Input data:

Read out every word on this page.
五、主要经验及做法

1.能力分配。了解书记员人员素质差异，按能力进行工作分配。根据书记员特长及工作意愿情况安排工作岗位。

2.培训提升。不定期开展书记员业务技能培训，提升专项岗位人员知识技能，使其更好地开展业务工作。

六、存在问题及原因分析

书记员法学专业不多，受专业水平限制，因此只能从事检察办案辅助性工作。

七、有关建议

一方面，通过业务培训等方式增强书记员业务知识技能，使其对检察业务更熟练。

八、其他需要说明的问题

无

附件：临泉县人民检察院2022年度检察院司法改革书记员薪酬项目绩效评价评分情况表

Exercise task: Above are some records; repeat all of them exactly.

Full response:
Read out every word on this page.
五、主要经验及做法

1.能力分配。了解书记员人员素质差异，按能力进行工作分配。根据书记员特长及工作意愿情况安排工作岗位。

2.培训提升。不定期开展书记员业务技能培训，提升专项岗位人员知识技能，使其更好地开展业务工作。

六、存在问题及原因分析

书记员法学专业不多，受专业水平限制，因此只能从事检察办案辅助性工作。

七、有关建议

一方面，通过业务培训等方式增强书记员业务知识技能，使其对检察业务更熟练。

八、其他需要说明的问题

无

附件：临泉县人民检察院2022年度检察院司法改革书记员薪酬项目绩效评价评分情况表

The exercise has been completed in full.